## Problem details
Return the lines where the word "from" occurs.

*** Data for this exercise ***

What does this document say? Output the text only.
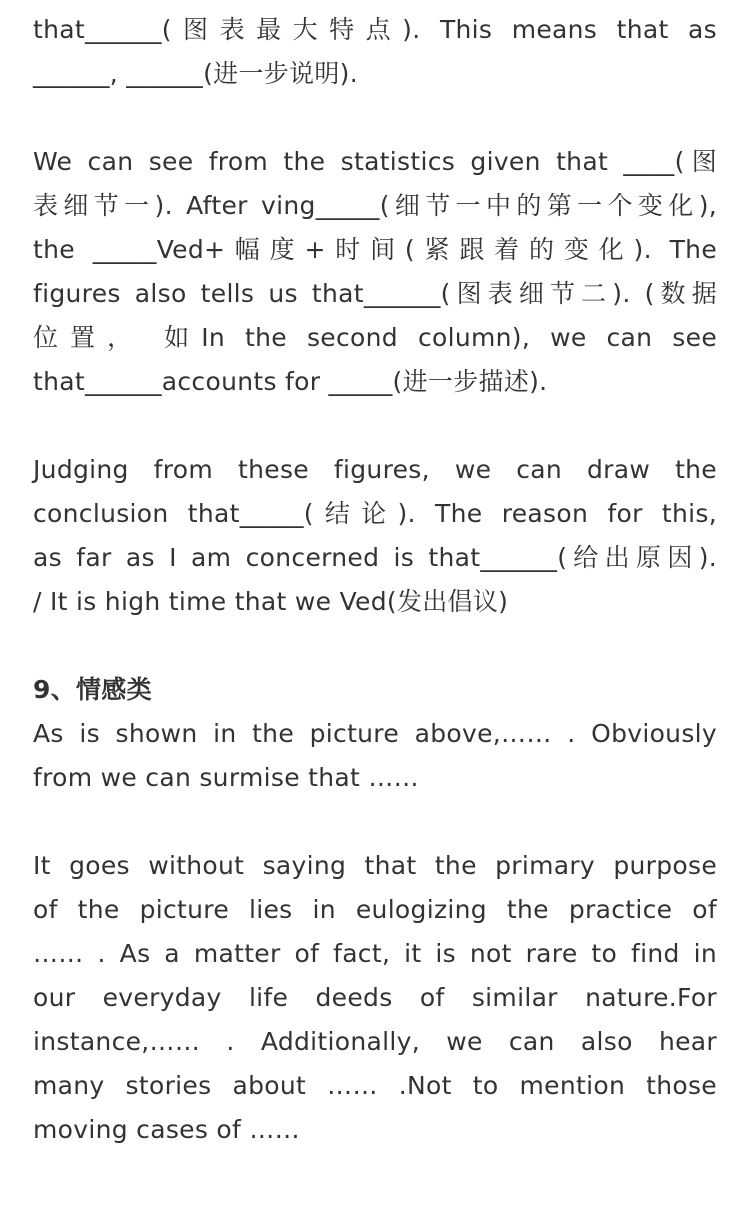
that______(图表最大特点). This means that as
______, ______(进一步说明).
We can see from the statistics given that ____(图
表细节一). After ving_____(细节一中的第一个变化),
the _____Ved+幅度+时间(紧跟着的变化). The
figures also tells us that______(图表细节二). (数据
位置， 如In the second column), we can see
that______accounts for _____(进一步描述).
Judging from these figures, we can draw the
conclusion that_____(结论). The reason for this,
as far as I am concerned is that______(给出原因).
/ It is high time that we Ved(发出倡议)
9、情感类
As is shown in the picture above,…… . Obviously
from we can surmise that ……
It goes without saying that the primary purpose
of the picture lies in eulogizing the practice of
…… . As a matter of fact, it is not rare to find in
our everyday life deeds of similar nature.For
instance,…… . Additionally, we can also hear
many stories about …… .Not to mention those
moving cases of ……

***

## The reply
We can see from the statistics given that ____(图
Judging from these figures, we can draw the
from we can surmise that ……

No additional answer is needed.